Structured figure records:
--- BEGIN ---
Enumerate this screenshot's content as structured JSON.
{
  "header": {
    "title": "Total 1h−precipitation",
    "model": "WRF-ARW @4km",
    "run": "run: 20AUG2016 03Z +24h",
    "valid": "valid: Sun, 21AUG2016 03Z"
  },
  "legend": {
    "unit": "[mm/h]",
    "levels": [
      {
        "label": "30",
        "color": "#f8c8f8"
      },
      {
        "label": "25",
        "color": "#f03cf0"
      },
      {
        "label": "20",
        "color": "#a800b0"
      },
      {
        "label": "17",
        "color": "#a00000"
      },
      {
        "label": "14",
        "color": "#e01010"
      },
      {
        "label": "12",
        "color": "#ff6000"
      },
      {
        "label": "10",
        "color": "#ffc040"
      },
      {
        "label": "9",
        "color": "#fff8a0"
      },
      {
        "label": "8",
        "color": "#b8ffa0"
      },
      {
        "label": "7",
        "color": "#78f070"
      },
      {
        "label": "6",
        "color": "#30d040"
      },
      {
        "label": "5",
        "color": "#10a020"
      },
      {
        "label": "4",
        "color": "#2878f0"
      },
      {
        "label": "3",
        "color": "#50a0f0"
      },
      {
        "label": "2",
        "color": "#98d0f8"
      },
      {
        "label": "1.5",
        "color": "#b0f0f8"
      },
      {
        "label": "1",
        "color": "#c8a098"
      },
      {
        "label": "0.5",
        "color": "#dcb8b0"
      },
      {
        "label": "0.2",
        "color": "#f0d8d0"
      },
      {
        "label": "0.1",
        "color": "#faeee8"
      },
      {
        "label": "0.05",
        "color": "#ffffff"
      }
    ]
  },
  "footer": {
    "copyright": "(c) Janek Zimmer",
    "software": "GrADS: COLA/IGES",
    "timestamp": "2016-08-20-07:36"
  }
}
--- END ---
■ **Prompt**
Type the material above out again, exactly.

■ **Exercise output**
Enumerate this screenshot's content as structured JSON.
{
  "header": {
    "title": "Total 1h−precipitation",
    "model": "WRF-ARW @4km",
    "run": "run: 20AUG2016 03Z +24h",
    "valid": "valid: Sun, 21AUG2016 03Z"
  },
  "legend": {
    "unit": "[mm/h]",
    "levels": [
      {
        "label": "30",
        "color": "#f8c8f8"
      },
      {
        "label": "25",
        "color": "#f03cf0"
      },
      {
        "label": "20",
        "color": "#a800b0"
      },
      {
        "label": "17",
        "color": "#a00000"
      },
      {
        "label": "14",
        "color": "#e01010"
      },
      {
        "label": "12",
        "color": "#ff6000"
      },
      {
        "label": "10",
        "color": "#ffc040"
      },
      {
        "label": "9",
        "color": "#fff8a0"
      },
      {
        "label": "8",
        "color": "#b8ffa0"
      },
      {
        "label": "7",
        "color": "#78f070"
      },
      {
        "label": "6",
        "color": "#30d040"
      },
      {
        "label": "5",
        "color": "#10a020"
      },
      {
        "label": "4",
        "color": "#2878f0"
      },
      {
        "label": "3",
        "color": "#50a0f0"
      },
      {
        "label": "2",
        "color": "#98d0f8"
      },
      {
        "label": "1.5",
        "color": "#b0f0f8"
      },
      {
        "label": "1",
        "color": "#c8a098"
      },
      {
        "label": "0.5",
        "color": "#dcb8b0"
      },
      {
        "label": "0.2",
        "color": "#f0d8d0"
      },
      {
        "label": "0.1",
        "color": "#faeee8"
      },
      {
        "label": "0.05",
        "color": "#ffffff"
      }
    ]
  },
  "footer": {
    "copyright": "(c) Janek Zimmer",
    "software": "GrADS: COLA/IGES",
    "timestamp": "2016-08-20-07:36"
  }
}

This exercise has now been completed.